* begin *
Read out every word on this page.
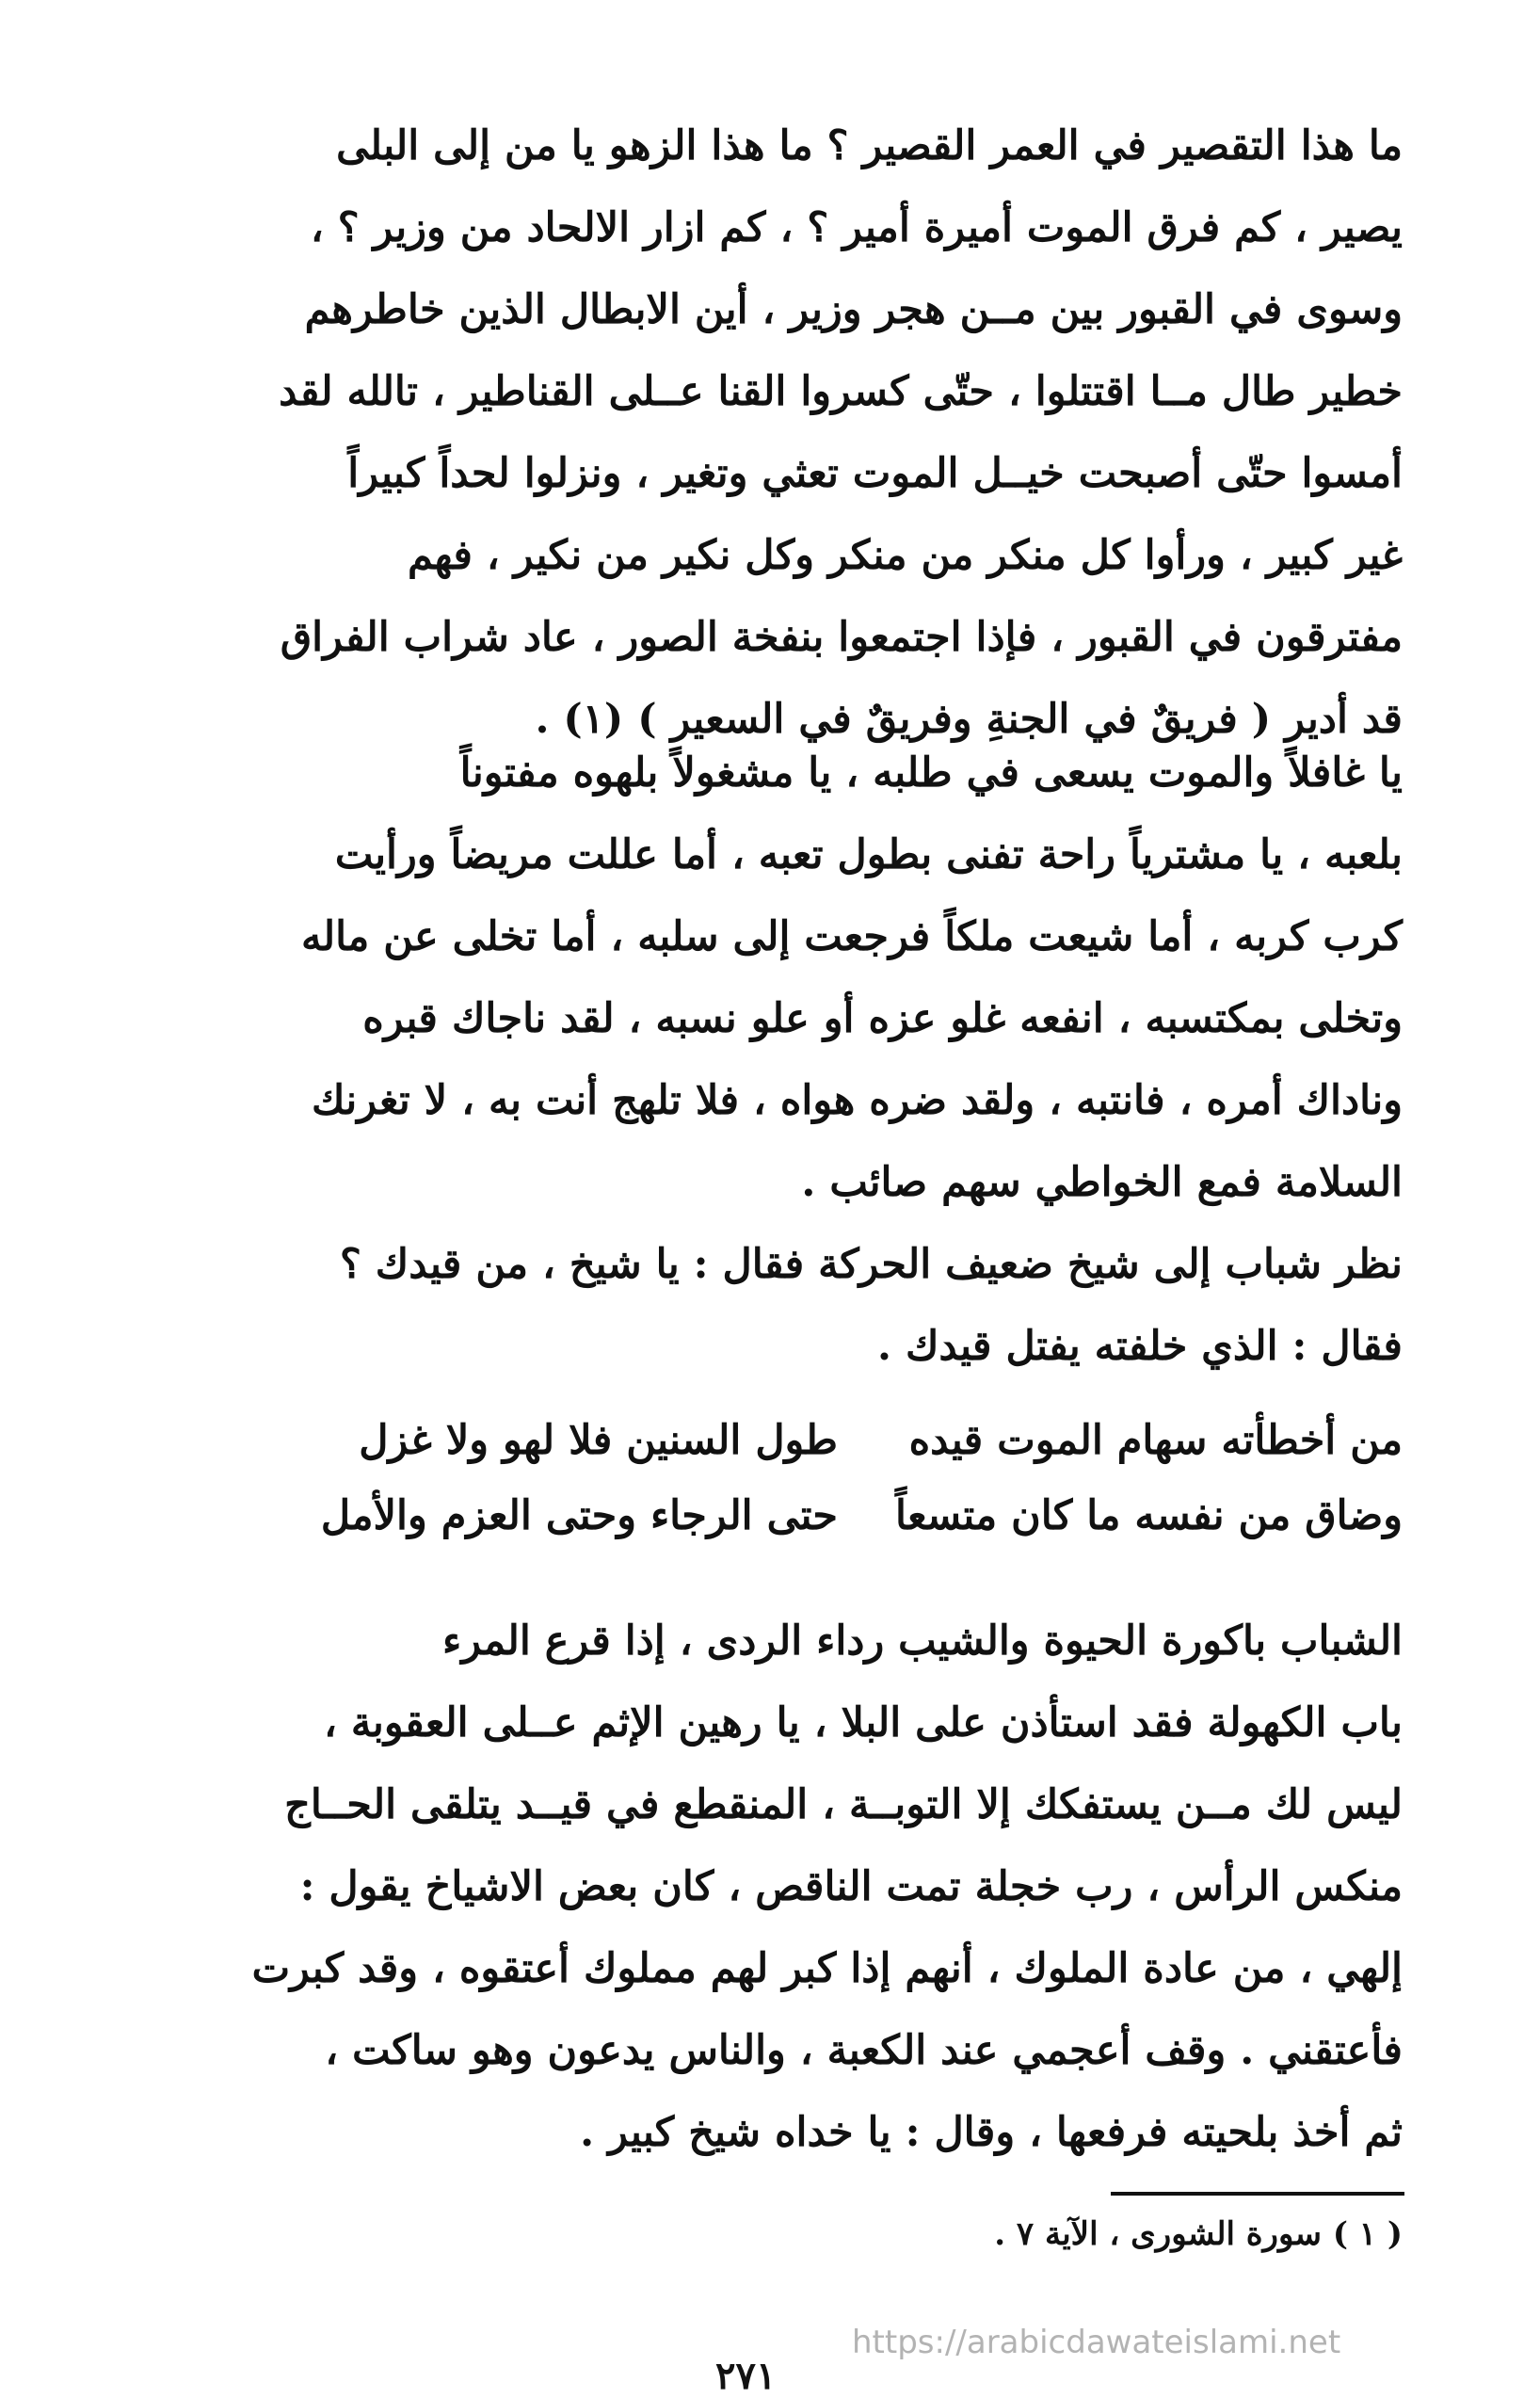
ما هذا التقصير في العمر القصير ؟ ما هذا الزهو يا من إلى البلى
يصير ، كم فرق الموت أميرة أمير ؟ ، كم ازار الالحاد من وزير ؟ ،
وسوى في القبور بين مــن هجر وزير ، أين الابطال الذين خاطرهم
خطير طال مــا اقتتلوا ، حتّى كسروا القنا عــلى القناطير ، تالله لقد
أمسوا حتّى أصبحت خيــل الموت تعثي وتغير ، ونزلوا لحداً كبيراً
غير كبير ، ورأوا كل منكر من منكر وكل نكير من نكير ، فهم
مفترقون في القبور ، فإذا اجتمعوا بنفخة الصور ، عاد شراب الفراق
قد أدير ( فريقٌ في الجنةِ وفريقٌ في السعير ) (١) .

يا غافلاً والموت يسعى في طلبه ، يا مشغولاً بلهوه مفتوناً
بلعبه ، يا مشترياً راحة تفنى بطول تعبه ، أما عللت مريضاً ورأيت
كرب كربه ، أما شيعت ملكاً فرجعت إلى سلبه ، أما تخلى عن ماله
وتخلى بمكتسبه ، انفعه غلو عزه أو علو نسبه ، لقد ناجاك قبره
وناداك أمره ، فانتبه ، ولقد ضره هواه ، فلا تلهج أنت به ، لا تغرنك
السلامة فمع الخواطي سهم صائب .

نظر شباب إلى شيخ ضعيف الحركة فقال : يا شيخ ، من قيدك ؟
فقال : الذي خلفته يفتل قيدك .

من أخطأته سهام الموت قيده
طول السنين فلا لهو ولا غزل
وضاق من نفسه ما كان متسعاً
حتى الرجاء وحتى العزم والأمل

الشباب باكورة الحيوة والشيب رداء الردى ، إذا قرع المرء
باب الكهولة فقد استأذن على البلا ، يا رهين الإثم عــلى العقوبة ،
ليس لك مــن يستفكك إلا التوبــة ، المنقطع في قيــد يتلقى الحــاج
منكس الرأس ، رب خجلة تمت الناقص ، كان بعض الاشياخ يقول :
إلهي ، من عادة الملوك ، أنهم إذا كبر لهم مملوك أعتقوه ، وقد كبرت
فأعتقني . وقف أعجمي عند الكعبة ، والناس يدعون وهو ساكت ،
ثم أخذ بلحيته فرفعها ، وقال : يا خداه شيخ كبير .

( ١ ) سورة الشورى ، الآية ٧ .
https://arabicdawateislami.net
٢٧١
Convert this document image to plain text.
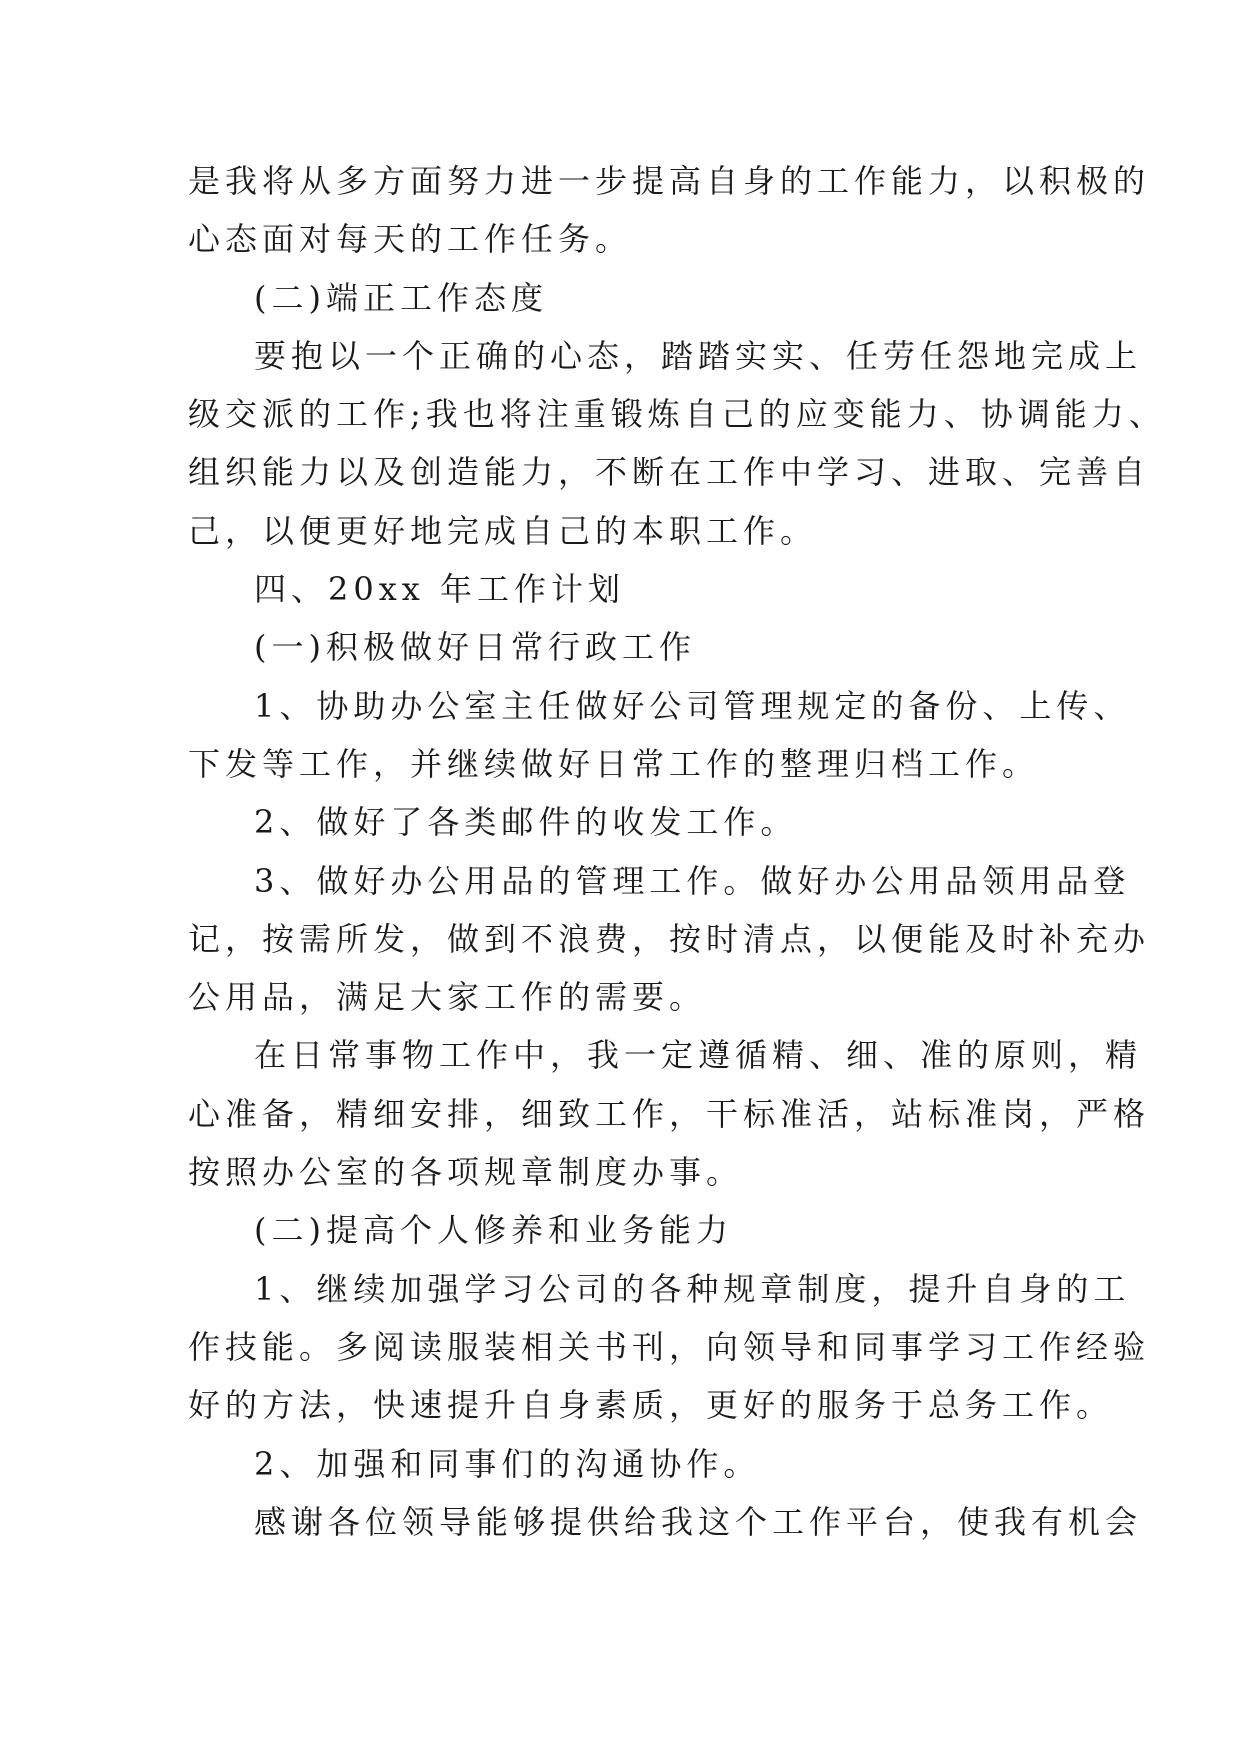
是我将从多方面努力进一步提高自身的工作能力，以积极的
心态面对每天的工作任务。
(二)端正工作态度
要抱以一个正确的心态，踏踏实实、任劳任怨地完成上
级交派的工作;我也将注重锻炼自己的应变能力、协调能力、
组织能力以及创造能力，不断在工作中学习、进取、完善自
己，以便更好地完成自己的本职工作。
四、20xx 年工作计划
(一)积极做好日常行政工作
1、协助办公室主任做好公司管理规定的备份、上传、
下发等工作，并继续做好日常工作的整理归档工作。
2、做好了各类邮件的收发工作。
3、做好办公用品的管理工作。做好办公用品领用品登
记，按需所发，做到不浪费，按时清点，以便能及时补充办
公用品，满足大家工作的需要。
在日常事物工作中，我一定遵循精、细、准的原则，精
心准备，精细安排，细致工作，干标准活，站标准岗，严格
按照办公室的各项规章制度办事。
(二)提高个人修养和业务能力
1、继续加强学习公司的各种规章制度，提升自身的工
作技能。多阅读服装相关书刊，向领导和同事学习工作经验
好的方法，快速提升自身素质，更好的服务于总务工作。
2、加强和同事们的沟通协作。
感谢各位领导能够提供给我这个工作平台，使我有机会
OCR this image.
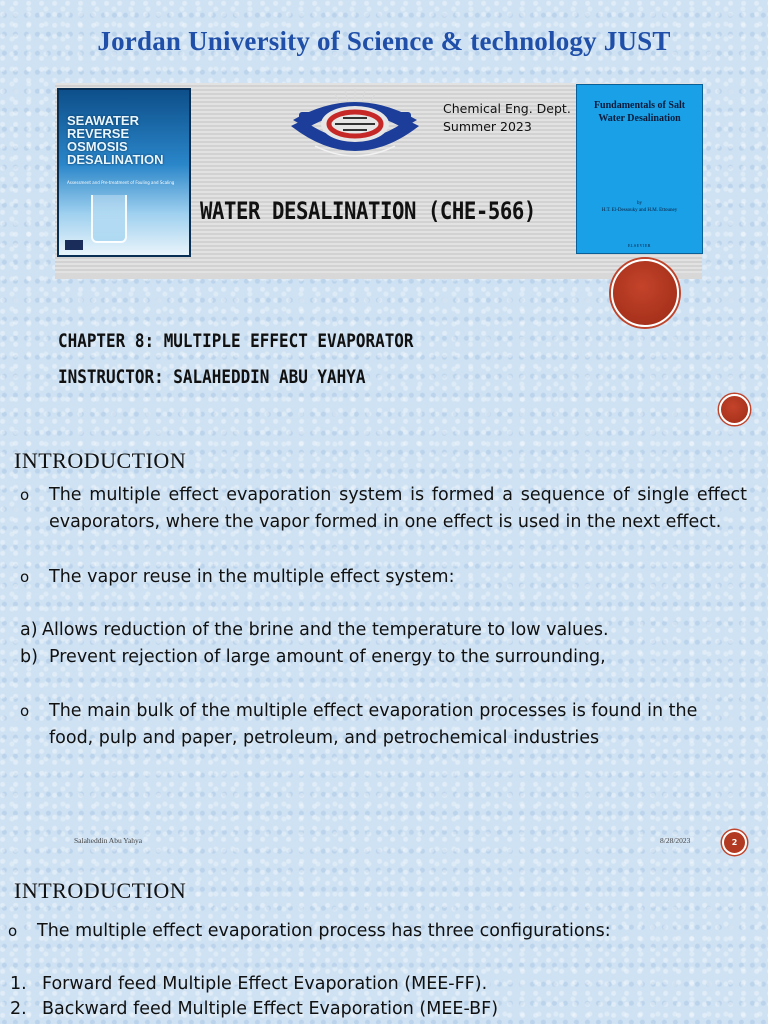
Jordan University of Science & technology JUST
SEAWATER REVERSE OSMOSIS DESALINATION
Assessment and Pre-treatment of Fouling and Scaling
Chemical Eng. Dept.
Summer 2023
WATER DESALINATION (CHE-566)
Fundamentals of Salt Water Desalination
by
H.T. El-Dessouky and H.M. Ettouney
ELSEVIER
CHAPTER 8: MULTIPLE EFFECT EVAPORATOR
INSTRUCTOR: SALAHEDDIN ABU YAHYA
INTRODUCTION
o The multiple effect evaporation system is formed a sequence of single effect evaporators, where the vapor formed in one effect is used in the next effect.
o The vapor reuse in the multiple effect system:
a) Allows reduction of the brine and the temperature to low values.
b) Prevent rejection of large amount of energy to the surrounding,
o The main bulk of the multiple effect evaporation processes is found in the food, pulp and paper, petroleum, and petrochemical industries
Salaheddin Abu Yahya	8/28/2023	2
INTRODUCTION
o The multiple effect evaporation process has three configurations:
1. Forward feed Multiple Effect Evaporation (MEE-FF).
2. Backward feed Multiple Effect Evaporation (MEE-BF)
* end *
### Objective
Copy out the entries verbatim and leave the images out.

### Solution to the exercise
Read out every word on this page.
ما هذا التقصير في العمر القصير ؟ ما هذا الزهو يا من إلى البلى
يصير ، كم فرق الموت أميرة أمير ؟ ، كم ازار الالحاد من وزير ؟ ،
وسوى في القبور بين مــن هجر وزير ، أين الابطال الذين خاطرهم
خطير طال مــا اقتتلوا ، حتّى كسروا القنا عــلى القناطير ، تالله لقد
أمسوا حتّى أصبحت خيــل الموت تعثي وتغير ، ونزلوا لحداً كبيراً
غير كبير ، ورأوا كل منكر من منكر وكل نكير من نكير ، فهم
مفترقون في القبور ، فإذا اجتمعوا بنفخة الصور ، عاد شراب الفراق
قد أدير ( فريقٌ في الجنةِ وفريقٌ في السعير ) (١) .

يا غافلاً والموت يسعى في طلبه ، يا مشغولاً بلهوه مفتوناً
بلعبه ، يا مشترياً راحة تفنى بطول تعبه ، أما عللت مريضاً ورأيت
كرب كربه ، أما شيعت ملكاً فرجعت إلى سلبه ، أما تخلى عن ماله
وتخلى بمكتسبه ، انفعه غلو عزه أو علو نسبه ، لقد ناجاك قبره
وناداك أمره ، فانتبه ، ولقد ضره هواه ، فلا تلهج أنت به ، لا تغرنك
السلامة فمع الخواطي سهم صائب .

نظر شباب إلى شيخ ضعيف الحركة فقال : يا شيخ ، من قيدك ؟
فقال : الذي خلفته يفتل قيدك .

من أخطأته سهام الموت قيده
طول السنين فلا لهو ولا غزل
وضاق من نفسه ما كان متسعاً
حتى الرجاء وحتى العزم والأمل

الشباب باكورة الحيوة والشيب رداء الردى ، إذا قرع المرء
باب الكهولة فقد استأذن على البلا ، يا رهين الإثم عــلى العقوبة ،
ليس لك مــن يستفكك إلا التوبــة ، المنقطع في قيــد يتلقى الحــاج
منكس الرأس ، رب خجلة تمت الناقص ، كان بعض الاشياخ يقول :
إلهي ، من عادة الملوك ، أنهم إذا كبر لهم مملوك أعتقوه ، وقد كبرت
فأعتقني . وقف أعجمي عند الكعبة ، والناس يدعون وهو ساكت ،
ثم أخذ بلحيته فرفعها ، وقال : يا خداه شيخ كبير .

( ١ ) سورة الشورى ، الآية ٧ .
https://arabicdawateislami.net
٢٧١
Convert this document image to plain text.
是我将从多方面努力进一步提高自身的工作能力，以积极的
心态面对每天的工作任务。
(二)端正工作态度
要抱以一个正确的心态，踏踏实实、任劳任怨地完成上
级交派的工作;我也将注重锻炼自己的应变能力、协调能力、
组织能力以及创造能力，不断在工作中学习、进取、完善自
己，以便更好地完成自己的本职工作。
四、20xx 年工作计划
(一)积极做好日常行政工作
1、协助办公室主任做好公司管理规定的备份、上传、
下发等工作，并继续做好日常工作的整理归档工作。
2、做好了各类邮件的收发工作。
3、做好办公用品的管理工作。做好办公用品领用品登
记，按需所发，做到不浪费，按时清点，以便能及时补充办
公用品，满足大家工作的需要。
在日常事物工作中，我一定遵循精、细、准的原则，精
心准备，精细安排，细致工作，干标准活，站标准岗，严格
按照办公室的各项规章制度办事。
(二)提高个人修养和业务能力
1、继续加强学习公司的各种规章制度，提升自身的工
作技能。多阅读服装相关书刊，向领导和同事学习工作经验
好的方法，快速提升自身素质，更好的服务于总务工作。
2、加强和同事们的沟通协作。
感谢各位领导能够提供给我这个工作平台，使我有机会
OCR this image.
Jordan University of Science & technology JUST
SEAWATER REVERSE OSMOSIS DESALINATION
Assessment and Pre-treatment of Fouling and Scaling
Chemical Eng. Dept.
Summer 2023
WATER DESALINATION (CHE-566)
Fundamentals of Salt Water Desalination
by
H.T. El-Dessouky and H.M. Ettouney
ELSEVIER
CHAPTER 8: MULTIPLE EFFECT EVAPORATOR
INSTRUCTOR: SALAHEDDIN ABU YAHYA
INTRODUCTION
o The multiple effect evaporation system is formed a sequence of single effect evaporators, where the vapor formed in one effect is used in the next effect.
o The vapor reuse in the multiple effect system:
a) Allows reduction of the brine and the temperature to low values.
b) Prevent rejection of large amount of energy to the surrounding,
o The main bulk of the multiple effect evaporation processes is found in the food, pulp and paper, petroleum, and petrochemical industries
Salaheddin Abu Yahya	8/28/2023	2
INTRODUCTION
o The multiple effect evaporation process has three configurations:
1. Forward feed Multiple Effect Evaporation (MEE-FF).
2. Backward feed Multiple Effect Evaporation (MEE-BF)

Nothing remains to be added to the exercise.